### Records excerpted from a collection
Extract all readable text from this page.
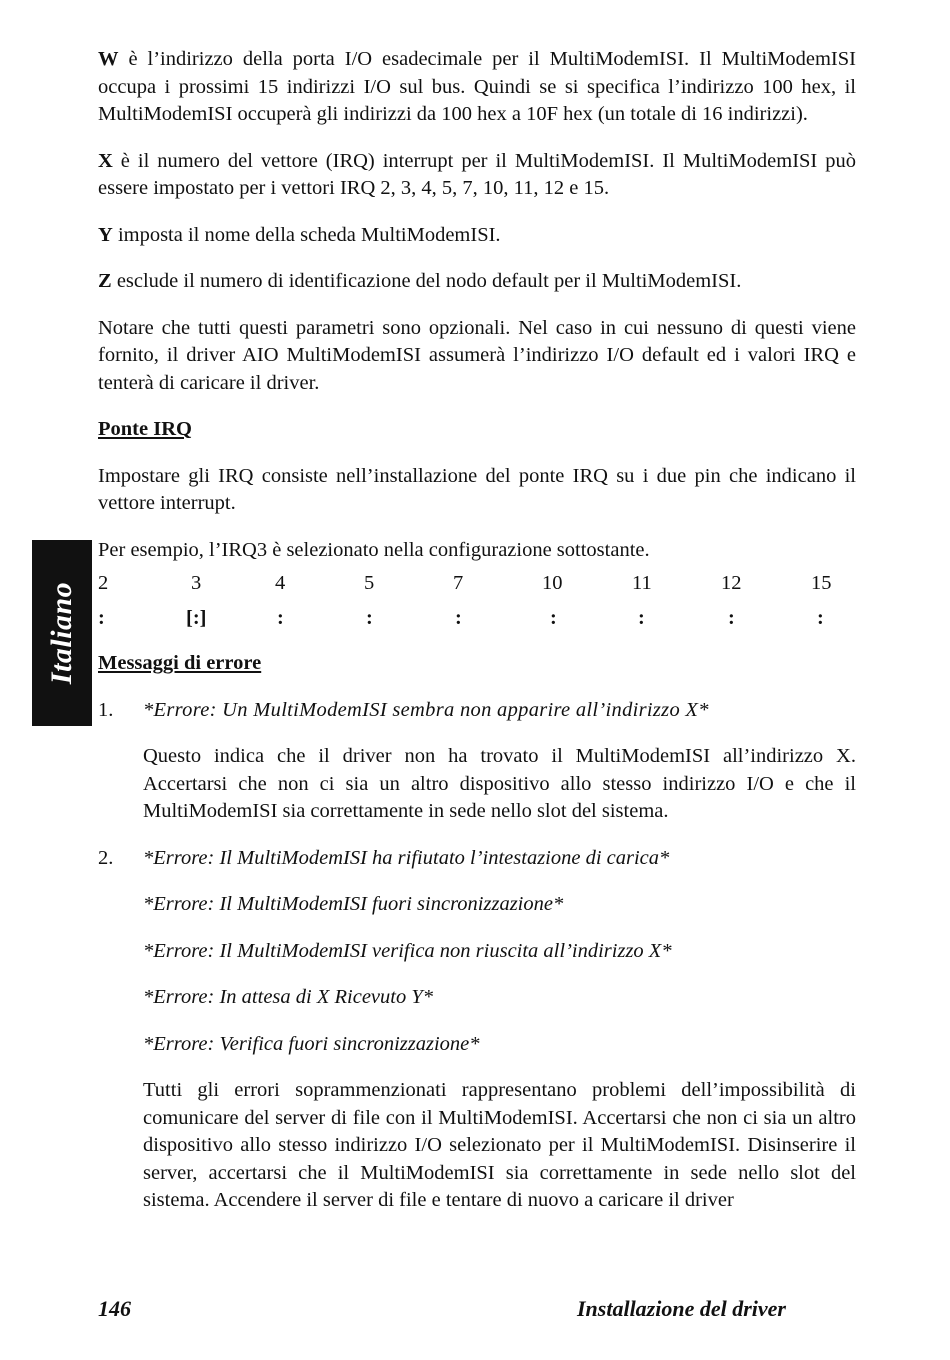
Italiano

W è l’indirizzo della porta I/O esadecimale per il MultiModemISI. Il MultiModemISI occupa i prossimi 15 indirizzi I/O sul bus. Quindi se si specifica l’indirizzo 100 hex, il MultiModemISI occuperà gli indirizzi da 100 hex a 10F hex (un totale di 16 indirizzi).

X è il numero del vettore (IRQ) interrupt per il MultiModemISI. Il MultiModemISI può essere impostato per i vettori IRQ 2, 3, 4, 5, 7, 10, 11, 12 e 15.

Y imposta il nome della scheda MultiModemISI.

Z esclude il numero di identificazione del nodo default per il MultiModemISI.

Notare che tutti questi parametri sono opzionali. Nel caso in cui nessuno di questi viene fornito, il driver AIO MultiModemISI assumerà l’indirizzo I/O default ed i valori IRQ e tenterà di caricare il driver.

Ponte IRQ

Impostare gli IRQ consiste nell’installazione del ponte IRQ su i due pin che indicano il vettore interrupt.

Per esempio, l’IRQ3 è selezionato nella configurazione sottostante.

2	3	4	5	7	10	11	12	15
:	[:]	:	:	:	:	:	:	:

Messaggi di errore

1.	*Errore: Un MultiModemISI sembra non apparire all’indirizzo X*

Questo indica che il driver non ha trovato il MultiModemISI all’indirizzo X. Accertarsi che non ci sia un altro dispositivo allo stesso indirizzo I/O e che il MultiModemISI sia correttamente in sede nello slot del sistema.

2.	*Errore: Il MultiModemISI ha rifiutato l’intestazione di carica*

*Errore: Il MultiModemISI fuori sincronizzazione*

*Errore: Il MultiModemISI verifica non riuscita all’indirizzo X*

*Errore: In attesa di X Ricevuto Y*

*Errore: Verifica fuori sincronizzazione*

Tutti gli errori soprammenzionati rappresentano problemi dell’impossibilità di comunicare del server di file con il MultiModemISI. Accertarsi che non ci sia un altro dispositivo allo stesso indirizzo I/O selezionato per il MultiModemISI. Disinserire il server, accertarsi che il MultiModemISI sia correttamente in sede nello slot del sistema. Accendere il server di file e tentare di nuovo a caricare il driver

146	Installazione del driver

### Problem statement
Show every line that contains the word "nello".

### Exercise output
Questo indica che il driver non ha trovato il MultiModemISI all’indirizzo X. Accertarsi che non ci sia un altro dispositivo allo stesso indirizzo I/O e che il MultiModemISI sia correttamente in sede nello slot del sistema.
Tutti gli errori soprammenzionati rappresentano problemi dell’impossibilità di comunicare del server di file con il MultiModemISI. Accertarsi che non ci sia un altro dispositivo allo stesso indirizzo I/O selezionato per il MultiModemISI. Disinserire il server, accertarsi che il MultiModemISI sia correttamente in sede nello slot del sistema. Accendere il server di file e tentare di nuovo a caricare il driver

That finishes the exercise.